Retype the lines below, starting at the line that contains "action-label: fencing: [647, 210, 704, 233]" and stopping after the line that contains "action-label: cartwheel: [111, 83, 187, 106]".

+++++

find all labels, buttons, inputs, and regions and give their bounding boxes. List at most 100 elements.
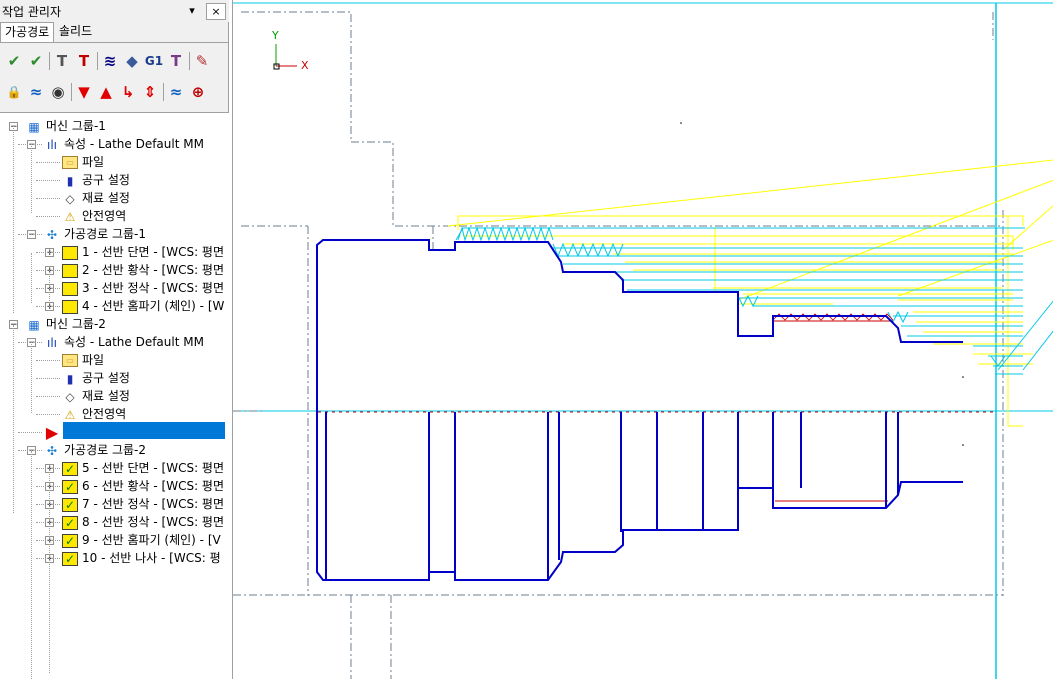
tree-node[interactable]: ◇ 재료 설정: [62, 189, 130, 207]
graphics-viewport[interactable]: Y X: [232, 0, 1053, 679]
operation-checked-icon: ✓: [62, 461, 78, 476]
tab-solids[interactable]: 솔리드: [55, 22, 96, 41]
operations-tree: − − − + + + + − − − + + + + + + ▦ 머신 그룹-1 ılı 속성 - Lathe D…: [0, 112, 229, 680]
insert-arrow-selection[interactable]: [63, 422, 225, 439]
tree-node-label: 8 - 선반 정삭 - [WCS: 평면: [82, 515, 225, 529]
tree-node-label: 머신 그룹-1: [46, 119, 106, 133]
tree-node-label: 2 - 선반 황삭 - [WCS: 평면: [82, 263, 225, 277]
tree-node[interactable]: ▦ 머신 그룹-2: [26, 315, 106, 333]
tree-node[interactable]: ▭ 파일: [62, 153, 104, 171]
show-toolpath-icon[interactable]: ≈: [166, 81, 186, 103]
panel-tabs: 가공경로 솔리드: [0, 22, 229, 43]
select-all-ops-icon[interactable]: ✔: [4, 50, 24, 72]
panel-title: 작업 관리자: [2, 5, 62, 19]
post-g1-icon[interactable]: G1: [144, 50, 164, 72]
part-profile-upper: [316, 239, 963, 411]
folder-icon: ▭: [62, 156, 78, 169]
tree-node[interactable]: 4 - 선반 홈파기 (체인) - [W: [62, 297, 224, 315]
tool-settings-icon: ▮: [66, 173, 74, 188]
tree-node[interactable]: 3 - 선반 정삭 - [WCS: 평면: [62, 279, 224, 297]
tree-node-label: 7 - 선반 정삭 - [WCS: 평면: [82, 497, 225, 511]
display-toggle-icon[interactable]: ⊕: [188, 81, 208, 103]
folder-icon: ▭: [62, 354, 78, 367]
tree-node-label: 공구 설정: [82, 173, 130, 187]
tree-node[interactable]: ▮ 공구 설정: [62, 369, 130, 387]
tree-node[interactable]: ▮ 공구 설정: [62, 171, 130, 189]
tree-node[interactable]: ✓ 5 - 선반 단면 - [WCS: 평면: [62, 459, 224, 477]
properties-icon: ılı: [46, 137, 57, 152]
insert-arrow-icon: ▶: [45, 422, 59, 442]
tree-node[interactable]: 2 - 선반 황삭 - [WCS: 평면: [62, 261, 224, 279]
regen-selected-icon[interactable]: T: [52, 50, 72, 72]
safety-zone-icon: ⚠: [64, 407, 76, 422]
properties-icon: ılı: [46, 335, 57, 350]
tree-node[interactable]: ✓ 8 - 선반 정삭 - [WCS: 평면: [62, 513, 224, 531]
toolbar-separator: [189, 52, 190, 70]
tree-node-label: 속성 - Lathe Default MM: [64, 137, 204, 151]
tree-node[interactable]: ✓ 9 - 선반 홈파기 (체인) - [V: [62, 531, 221, 549]
tree-node-label: 가공경로 그룹-1: [64, 227, 147, 241]
toolpath-group-icon: ✣: [46, 227, 58, 242]
chuck-boundary: [233, 11, 1004, 679]
close-icon[interactable]: ×: [206, 3, 226, 20]
move-down-icon[interactable]: ▼: [74, 81, 94, 103]
tree-node[interactable]: ılı 속성 - Lathe Default MM: [44, 135, 204, 153]
machine-group-icon: ▦: [28, 119, 40, 134]
machine-group-icon: ▦: [28, 317, 40, 332]
axis-x-label: X: [301, 59, 309, 72]
operations-manager-panel: 작업 관리자 ▾ × 가공경로 솔리드 ✔ ✔ T T ≋ ◆ G1 T ✎ 🔒 ≈ ◉ ▼ ▲ ↳ ⇕ ≈ ⊕…: [0, 0, 229, 680]
toggle-display-icon[interactable]: ≈: [26, 81, 46, 103]
tool-settings-icon: ▮: [66, 371, 74, 386]
tree-node-label: 머신 그룹-2: [46, 317, 106, 331]
tree-node-label: 파일: [82, 155, 105, 169]
tree-node[interactable]: ılı 속성 - Lathe Default MM: [44, 333, 204, 351]
tree-node[interactable]: ✓ 10 - 선반 나사 - [WCS: 평: [62, 549, 221, 567]
tree-node[interactable]: ◇ 재료 설정: [62, 387, 130, 405]
select-dirty-ops-icon[interactable]: ✔: [26, 50, 46, 72]
highfeed-icon[interactable]: ✎: [192, 50, 212, 72]
toggle-posting-icon[interactable]: ◉: [48, 81, 68, 103]
tree-node-label: 안전영역: [82, 209, 127, 223]
scroll-icon[interactable]: ⇕: [140, 81, 160, 103]
part-profile-lower: [316, 411, 963, 581]
safety-zone-icon: ⚠: [64, 209, 76, 224]
post-output-icon[interactable]: T: [166, 50, 186, 72]
finish-toolpath: [455, 226, 1053, 375]
panel-titlebar: 작업 관리자 ▾ ×: [0, 0, 229, 22]
tree-node[interactable]: ✓ 7 - 선반 정삭 - [WCS: 평면: [62, 495, 224, 513]
tree-node[interactable]: ▶: [44, 423, 64, 441]
backplot-icon[interactable]: ≋: [100, 50, 120, 72]
operation-folder-icon: [62, 299, 78, 314]
axis-y-label: Y: [271, 29, 279, 42]
toolbar-separator: [49, 52, 50, 70]
tab-toolpaths[interactable]: 가공경로: [0, 22, 55, 42]
tree-node[interactable]: ✣ 가공경로 그룹-2: [44, 441, 146, 459]
pin-dropdown-icon[interactable]: ▾: [182, 3, 202, 20]
lock-icon[interactable]: 🔒: [4, 81, 24, 103]
tree-node-label: 속성 - Lathe Default MM: [64, 335, 204, 349]
tree-node-label: 3 - 선반 정삭 - [WCS: 평면: [82, 281, 225, 295]
operation-checked-icon: ✓: [62, 497, 78, 512]
operation-checked-icon: ✓: [62, 515, 78, 530]
tree-node-label: 6 - 선반 황삭 - [WCS: 평면: [82, 479, 225, 493]
operation-checked-icon: ✓: [62, 551, 78, 566]
tree-node[interactable]: ▭ 파일: [62, 351, 104, 369]
regen-dirty-icon[interactable]: T: [74, 50, 94, 72]
tree-node[interactable]: 1 - 선반 단면 - [WCS: 평면: [62, 243, 224, 261]
tree-node-label: 파일: [82, 353, 105, 367]
tree-node[interactable]: ⚠ 안전영역: [62, 405, 127, 423]
tree-node[interactable]: ⚠ 안전영역: [62, 207, 127, 225]
tree-node[interactable]: ▦ 머신 그룹-1: [26, 117, 106, 135]
verify-icon[interactable]: ◆: [122, 50, 142, 72]
tree-node-label: 9 - 선반 홈파기 (체인) - [V: [82, 533, 221, 547]
insert-arrow-icon[interactable]: ↳: [118, 81, 138, 103]
tree-node-label: 5 - 선반 단면 - [WCS: 평면: [82, 461, 225, 475]
tree-node[interactable]: ✣ 가공경로 그룹-1: [44, 225, 146, 243]
tree-node-label: 안전영역: [82, 407, 127, 421]
tree-node-label: 4 - 선반 홈파기 (체인) - [W: [82, 299, 225, 313]
tree-node[interactable]: ✓ 6 - 선반 황삭 - [WCS: 평면: [62, 477, 224, 495]
viewport-drawing: Y X: [233, 2, 1053, 679]
move-up-icon[interactable]: ▲: [96, 81, 116, 103]
rough-toolpath: [447, 159, 1053, 427]
tree-node-label: 가공경로 그룹-2: [64, 443, 147, 457]
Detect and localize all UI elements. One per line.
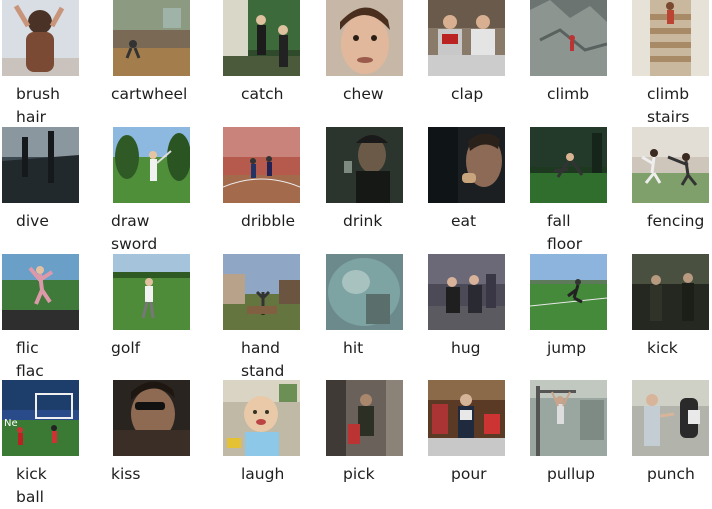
action-label: fencing: [647, 210, 704, 233]
action-label-line: climb: [647, 85, 690, 103]
thumbnail-image: [530, 254, 607, 330]
action-label: flic flac: [16, 337, 44, 383]
action-label: hit: [343, 337, 363, 360]
thumbnail-image: [223, 0, 300, 76]
action-label: cartwheel: [111, 83, 187, 106]
action-label: clap: [451, 83, 483, 106]
action-label-line: chew: [343, 85, 384, 103]
action-label-line: climb: [547, 85, 590, 103]
thumbnail-image: [2, 254, 79, 330]
action-label: jump: [547, 337, 586, 360]
action-label: draw sword: [111, 210, 157, 256]
action-label-line: ball: [16, 488, 44, 506]
action-label: chew: [343, 83, 384, 106]
action-label-line: flic: [16, 339, 39, 357]
action-label: kick: [647, 337, 678, 360]
thumbnail-image: [326, 254, 403, 330]
action-label-line: sword: [111, 235, 158, 253]
action-label-line: jump: [547, 339, 587, 357]
action-label-line: hair: [16, 108, 47, 126]
action-label-line: golf: [111, 339, 141, 357]
thumbnail-image: [632, 127, 709, 203]
action-label: kick ball: [16, 463, 47, 509]
action-label-line: kick: [16, 465, 47, 483]
action-label-line: fencing: [647, 212, 705, 230]
thumbnail-image: [326, 0, 403, 76]
action-label-line: brush: [16, 85, 60, 103]
action-label: dribble: [241, 210, 295, 233]
action-label: laugh: [241, 463, 284, 486]
action-label-line: hand: [241, 339, 280, 357]
action-label-line: punch: [647, 465, 695, 483]
action-label-line: clap: [451, 85, 484, 103]
thumbnail-image: [2, 127, 79, 203]
thumbnail-image: [2, 0, 79, 76]
thumbnail-image: [113, 127, 190, 203]
thumbnail-image: [530, 380, 607, 456]
action-label-line: eat: [451, 212, 477, 230]
action-label-line: dive: [16, 212, 49, 230]
action-label: climb: [547, 83, 589, 106]
thumbnail-image: [113, 254, 190, 330]
thumbnail-image: [632, 0, 709, 76]
action-label: kiss: [111, 463, 140, 486]
action-label: pour: [451, 463, 487, 486]
action-label-line: drink: [343, 212, 383, 230]
svg-text:Ne: Ne: [4, 418, 18, 429]
action-label: punch: [647, 463, 695, 486]
action-label-line: kiss: [111, 465, 141, 483]
action-label-line: kick: [647, 339, 678, 357]
thumbnail-image: [428, 0, 505, 76]
action-label: fall floor: [547, 210, 582, 256]
action-label: hand stand: [241, 337, 284, 383]
action-label-line: draw: [111, 212, 150, 230]
action-label-line: catch: [241, 85, 284, 103]
thumbnail-image: [326, 127, 403, 203]
action-label-line: pick: [343, 465, 375, 483]
action-label: pullup: [547, 463, 595, 486]
thumbnail-image: [223, 127, 300, 203]
action-label: eat: [451, 210, 476, 233]
action-label-line: stairs: [647, 108, 690, 126]
action-label-line: cartwheel: [111, 85, 188, 103]
action-label-line: fall: [547, 212, 571, 230]
action-label: brush hair: [16, 83, 60, 129]
thumbnail-image: [428, 127, 505, 203]
thumbnail-image: [530, 127, 607, 203]
thumbnail-image: [223, 254, 300, 330]
thumbnail-image: [113, 380, 190, 456]
thumbnail-image: [113, 0, 190, 76]
thumbnail-image: Ne: [2, 380, 79, 456]
action-label: drink: [343, 210, 382, 233]
thumbnail-image: [428, 380, 505, 456]
action-label-line: hit: [343, 339, 364, 357]
action-label: dive: [16, 210, 49, 233]
thumbnail-image: [632, 254, 709, 330]
action-label-line: dribble: [241, 212, 296, 230]
thumbnail-image: [530, 0, 607, 76]
action-label-line: pour: [451, 465, 487, 483]
action-label: hug: [451, 337, 481, 360]
action-label: golf: [111, 337, 140, 360]
thumbnail-image: [326, 380, 403, 456]
action-label: pick: [343, 463, 375, 486]
thumbnail-image: [428, 254, 505, 330]
thumbnail-image: [632, 380, 709, 456]
action-label-line: hug: [451, 339, 481, 357]
action-label-line: floor: [547, 235, 583, 253]
action-label: catch: [241, 83, 283, 106]
action-label-line: pullup: [547, 465, 595, 483]
action-label: climb stairs: [647, 83, 689, 129]
action-label-line: laugh: [241, 465, 285, 483]
thumbnail-image: [223, 380, 300, 456]
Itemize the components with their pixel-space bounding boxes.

+++++

*Response to this exercise:*
action-label: fencing: [647, 210, 704, 233]
action-label-line: climb: [647, 85, 690, 103]
thumbnail-image: [530, 254, 607, 330]
action-label: flic flac: [16, 337, 44, 383]
action-label: hit: [343, 337, 363, 360]
thumbnail-image: [223, 0, 300, 76]
action-label: cartwheel: [111, 83, 187, 106]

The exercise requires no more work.